(Dataset entries)

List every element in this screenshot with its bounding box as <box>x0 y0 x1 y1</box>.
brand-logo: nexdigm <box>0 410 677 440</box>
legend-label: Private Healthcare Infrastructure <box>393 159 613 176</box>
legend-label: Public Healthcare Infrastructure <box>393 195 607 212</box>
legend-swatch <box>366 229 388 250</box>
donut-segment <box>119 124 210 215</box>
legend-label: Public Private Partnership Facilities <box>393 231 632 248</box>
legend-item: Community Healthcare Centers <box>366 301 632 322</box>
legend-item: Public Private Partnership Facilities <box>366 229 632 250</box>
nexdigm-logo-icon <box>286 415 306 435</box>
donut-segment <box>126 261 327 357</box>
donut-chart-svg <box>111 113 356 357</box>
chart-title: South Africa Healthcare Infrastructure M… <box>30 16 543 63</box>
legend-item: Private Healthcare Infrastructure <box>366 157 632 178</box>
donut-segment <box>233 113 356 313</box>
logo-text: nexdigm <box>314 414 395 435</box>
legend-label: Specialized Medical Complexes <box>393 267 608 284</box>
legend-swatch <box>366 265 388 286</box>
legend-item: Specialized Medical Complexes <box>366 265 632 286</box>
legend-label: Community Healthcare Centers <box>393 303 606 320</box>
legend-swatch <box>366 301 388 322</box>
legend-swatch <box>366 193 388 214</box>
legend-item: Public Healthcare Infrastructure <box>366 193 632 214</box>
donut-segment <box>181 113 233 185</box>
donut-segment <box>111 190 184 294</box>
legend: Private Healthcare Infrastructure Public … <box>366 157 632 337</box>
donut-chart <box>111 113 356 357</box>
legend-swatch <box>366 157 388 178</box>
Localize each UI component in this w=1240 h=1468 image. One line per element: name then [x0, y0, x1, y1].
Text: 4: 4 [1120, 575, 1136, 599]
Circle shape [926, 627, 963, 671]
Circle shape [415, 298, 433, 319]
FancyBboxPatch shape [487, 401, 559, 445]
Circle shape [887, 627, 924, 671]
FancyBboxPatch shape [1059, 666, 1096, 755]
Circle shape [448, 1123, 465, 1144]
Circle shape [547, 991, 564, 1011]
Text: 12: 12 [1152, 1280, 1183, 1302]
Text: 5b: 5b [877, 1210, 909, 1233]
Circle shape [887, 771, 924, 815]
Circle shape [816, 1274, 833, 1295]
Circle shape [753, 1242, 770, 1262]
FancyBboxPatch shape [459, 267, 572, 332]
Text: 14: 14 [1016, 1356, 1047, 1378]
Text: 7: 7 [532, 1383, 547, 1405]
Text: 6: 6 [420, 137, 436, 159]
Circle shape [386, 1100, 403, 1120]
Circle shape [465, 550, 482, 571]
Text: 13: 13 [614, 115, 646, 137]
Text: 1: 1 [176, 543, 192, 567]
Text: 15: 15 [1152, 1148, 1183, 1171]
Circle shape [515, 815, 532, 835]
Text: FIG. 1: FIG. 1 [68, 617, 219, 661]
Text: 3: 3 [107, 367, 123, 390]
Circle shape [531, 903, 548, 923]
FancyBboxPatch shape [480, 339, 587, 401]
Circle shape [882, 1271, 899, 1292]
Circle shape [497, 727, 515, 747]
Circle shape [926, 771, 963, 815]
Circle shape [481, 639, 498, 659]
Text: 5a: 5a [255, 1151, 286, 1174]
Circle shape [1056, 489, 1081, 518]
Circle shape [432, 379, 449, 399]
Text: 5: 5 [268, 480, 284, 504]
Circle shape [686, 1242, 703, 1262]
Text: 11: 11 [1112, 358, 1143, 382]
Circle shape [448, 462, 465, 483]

Written task:
Convert every line of the items above into a Markdown table with the columns No. and Item line, numbering the rows in order and skipping any blank lines.

Exercise answer:
| No. | Item line |
|---|---|
| 1 | List every element in this screenshot with its bounding box as <box>x0 y0 x1 y1</box>. |
| 2 | brand-logo: nexdigm <box>0 410 677 440</box> |
| 3 | legend-label: Private Healthcare Infrastructure <box>393 159 613 176</box> |
| 4 | legend-label: Public Healthcare Infrastructure <box>393 195 607 212</box> |
| 5 | legend-swatch <box>366 229 388 250</box> |
| 6 | donut-segment <box>119 124 210 215</box> |
| 7 | legend-label: Public Private Partnership Facilities <box>393 231 632 248</box> |
| 8 | legend-item: Community Healthcare Centers <box>366 301 632 322</box> |
| 9 | legend-item: Public Private Partnership Facilities <box>366 229 632 250</box> |
| 10 | nexdigm-logo-icon <box>286 415 306 435</box> |
| 11 | donut-segment <box>126 261 327 357</box> |
| 12 | donut-chart-svg <box>111 113 356 357</box> |
| 13 | chart-title: South Africa Healthcare Infrastructure M… <box>30 16 543 63</box> |
| 14 | legend-item: Private Healthcare Infrastructure <box>366 157 632 178</box> |
| 15 | donut-segment <box>233 113 356 313</box> |
| 16 | logo-text: nexdigm <box>314 414 395 435</box> |
| 17 | legend-label: Specialized Medical Complexes <box>393 267 608 284</box> |
| 18 | legend-swatch <box>366 265 388 286</box> |
| 19 | legend-item: Specialized Medical Complexes <box>366 265 632 286</box> |
| 20 | legend-label: Community Healthcare Centers <box>393 303 606 320</box> |
| 21 | legend-swatch <box>366 301 388 322</box> |
| 22 | legend-swatch <box>366 193 388 214</box> |
| 23 | legend-item: Public Healthcare Infrastructure <box>366 193 632 214</box> |
| 24 | donut-segment <box>181 113 233 185</box> |
| 25 | donut-segment <box>111 190 184 294</box> |
| 26 | legend: Private Healthcare Infrastructure Public … <box>366 157 632 337</box> |
| 27 | donut-chart <box>111 113 356 357</box> |
| 28 | legend-swatch <box>366 157 388 178</box> |
| 29 | Localize each UI component in this w=1240 h=1468 image. One line per element: name then [x0, y0, x1, y1]. |
| 30 | Text: 4: 4 [1120, 575, 1136, 599] |
| 31 | Circle shape [926, 627, 963, 671] |
| 32 | Circle shape [415, 298, 433, 319] |
| 33 | FancyBboxPatch shape [487, 401, 559, 445] |
| 34 | Circle shape [887, 627, 924, 671] |
| 35 | FancyBboxPatch shape [1059, 666, 1096, 755] |
| 36 | Circle shape [448, 1123, 465, 1144] |
| 37 | Circle shape [547, 991, 564, 1011] |
| 38 | Text: 12: 12 [1152, 1280, 1183, 1302] |
| 39 | Text: 5b: 5b [877, 1210, 909, 1233] |
| 40 | Circle shape [887, 771, 924, 815] |
| 41 | Circle shape [816, 1274, 833, 1295] |
| 42 | Circle shape [753, 1242, 770, 1262] |
| 43 | FancyBboxPatch shape [459, 267, 572, 332] |
| 44 | Text: 14: 14 [1016, 1356, 1047, 1378] |
| 45 | Text: 7: 7 [532, 1383, 547, 1405] |
| 46 | Text: 6: 6 [420, 137, 436, 159] |
| 47 | Circle shape [386, 1100, 403, 1120] |
| 48 | Circle shape [465, 550, 482, 571] |
| 49 | Text: 13: 13 [614, 115, 646, 137] |
| 50 | Text: 1: 1 [176, 543, 192, 567] |
| 51 | Text: 15: 15 [1152, 1148, 1183, 1171] |
| 52 | Circle shape [515, 815, 532, 835] |
| 53 | Text: FIG. 1: FIG. 1 [68, 617, 219, 661] |
| 54 | Text: 3: 3 [107, 367, 123, 390] |
| 55 | Circle shape [531, 903, 548, 923] |
| 56 | FancyBboxPatch shape [480, 339, 587, 401] |
| 57 | Circle shape [882, 1271, 899, 1292] |
| 58 | Circle shape [497, 727, 515, 747] |
| 59 | Circle shape [926, 771, 963, 815] |
| 60 | Circle shape [481, 639, 498, 659] |
| 61 | Text: 5a: 5a [255, 1151, 286, 1174] |
| 62 | Circle shape [1056, 489, 1081, 518] |
| 63 | Circle shape [432, 379, 449, 399] |
| 64 | Text: 5: 5 [268, 480, 284, 504] |
| 65 | Circle shape [686, 1242, 703, 1262] |
| 66 | Text: 11: 11 [1112, 358, 1143, 382] |
| 67 | Circle shape [448, 462, 465, 483] |